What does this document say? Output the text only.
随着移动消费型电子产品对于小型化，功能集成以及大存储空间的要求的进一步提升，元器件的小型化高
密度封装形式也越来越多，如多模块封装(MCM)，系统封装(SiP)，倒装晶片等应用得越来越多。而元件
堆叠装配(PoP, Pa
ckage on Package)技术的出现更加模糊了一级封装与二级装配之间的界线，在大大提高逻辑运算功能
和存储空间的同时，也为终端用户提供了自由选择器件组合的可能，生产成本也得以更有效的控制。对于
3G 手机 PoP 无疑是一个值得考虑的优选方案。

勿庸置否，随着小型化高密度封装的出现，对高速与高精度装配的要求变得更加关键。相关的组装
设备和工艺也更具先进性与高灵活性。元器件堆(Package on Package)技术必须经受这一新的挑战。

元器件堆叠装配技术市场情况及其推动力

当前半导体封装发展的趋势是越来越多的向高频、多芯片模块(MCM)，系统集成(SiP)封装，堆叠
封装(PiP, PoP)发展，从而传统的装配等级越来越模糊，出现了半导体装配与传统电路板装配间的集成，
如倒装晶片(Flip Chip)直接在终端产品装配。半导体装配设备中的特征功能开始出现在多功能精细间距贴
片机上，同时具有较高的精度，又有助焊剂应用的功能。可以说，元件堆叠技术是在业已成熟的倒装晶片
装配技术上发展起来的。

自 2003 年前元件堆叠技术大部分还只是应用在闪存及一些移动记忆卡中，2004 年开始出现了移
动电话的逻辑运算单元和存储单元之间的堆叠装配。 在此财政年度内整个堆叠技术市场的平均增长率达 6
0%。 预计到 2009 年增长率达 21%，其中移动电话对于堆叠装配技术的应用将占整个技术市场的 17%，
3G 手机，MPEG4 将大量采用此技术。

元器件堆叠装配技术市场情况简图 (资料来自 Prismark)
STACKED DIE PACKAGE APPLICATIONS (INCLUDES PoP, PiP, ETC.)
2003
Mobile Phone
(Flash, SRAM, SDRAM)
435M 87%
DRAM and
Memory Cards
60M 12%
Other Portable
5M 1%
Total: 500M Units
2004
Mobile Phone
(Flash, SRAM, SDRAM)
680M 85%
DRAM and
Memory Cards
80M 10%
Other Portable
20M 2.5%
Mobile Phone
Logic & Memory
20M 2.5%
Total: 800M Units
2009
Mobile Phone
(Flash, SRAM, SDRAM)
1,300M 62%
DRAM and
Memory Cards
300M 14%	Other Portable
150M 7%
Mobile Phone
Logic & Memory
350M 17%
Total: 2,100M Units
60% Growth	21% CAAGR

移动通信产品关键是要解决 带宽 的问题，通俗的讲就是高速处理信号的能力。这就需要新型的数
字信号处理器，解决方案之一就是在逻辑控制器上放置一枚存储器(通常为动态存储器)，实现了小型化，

○ ○ ○

# [Exercise aim]
Would you restate each of the entries word for word?

# [Solved exercise]
What does this document say? Output the text only.
随着移动消费型电子产品对于小型化，功能集成以及大存储空间的要求的进一步提升，元器件的小型化高
密度封装形式也越来越多，如多模块封装(MCM)，系统封装(SiP)，倒装晶片等应用得越来越多。而元件
堆叠装配(PoP, Pa
ckage on Package)技术的出现更加模糊了一级封装与二级装配之间的界线，在大大提高逻辑运算功能
和存储空间的同时，也为终端用户提供了自由选择器件组合的可能，生产成本也得以更有效的控制。对于
3G 手机 PoP 无疑是一个值得考虑的优选方案。

勿庸置否，随着小型化高密度封装的出现，对高速与高精度装配的要求变得更加关键。相关的组装
设备和工艺也更具先进性与高灵活性。元器件堆(Package on Package)技术必须经受这一新的挑战。

元器件堆叠装配技术市场情况及其推动力

当前半导体封装发展的趋势是越来越多的向高频、多芯片模块(MCM)，系统集成(SiP)封装，堆叠
封装(PiP, PoP)发展，从而传统的装配等级越来越模糊，出现了半导体装配与传统电路板装配间的集成，
如倒装晶片(Flip Chip)直接在终端产品装配。半导体装配设备中的特征功能开始出现在多功能精细间距贴
片机上，同时具有较高的精度，又有助焊剂应用的功能。可以说，元件堆叠技术是在业已成熟的倒装晶片
装配技术上发展起来的。

自 2003 年前元件堆叠技术大部分还只是应用在闪存及一些移动记忆卡中，2004 年开始出现了移
动电话的逻辑运算单元和存储单元之间的堆叠装配。 在此财政年度内整个堆叠技术市场的平均增长率达 6
0%。 预计到 2009 年增长率达 21%，其中移动电话对于堆叠装配技术的应用将占整个技术市场的 17%，
3G 手机，MPEG4 将大量采用此技术。

元器件堆叠装配技术市场情况简图 (资料来自 Prismark)
STACKED DIE PACKAGE APPLICATIONS (INCLUDES PoP, PiP, ETC.)
2003
Mobile Phone
(Flash, SRAM, SDRAM)
435M 87%
DRAM and
Memory Cards
60M 12%
Other Portable
5M 1%
Total: 500M Units
2004
Mobile Phone
(Flash, SRAM, SDRAM)
680M 85%
DRAM and
Memory Cards
80M 10%
Other Portable
20M 2.5%
Mobile Phone
Logic & Memory
20M 2.5%
Total: 800M Units
2009
Mobile Phone
(Flash, SRAM, SDRAM)
1,300M 62%
DRAM and
Memory Cards
300M 14%	Other Portable
150M 7%
Mobile Phone
Logic & Memory
350M 17%
Total: 2,100M Units
60% Growth	21% CAAGR

移动通信产品关键是要解决 带宽 的问题，通俗的讲就是高速处理信号的能力。这就需要新型的数
字信号处理器，解决方案之一就是在逻辑控制器上放置一枚存储器(通常为动态存储器)，实现了小型化，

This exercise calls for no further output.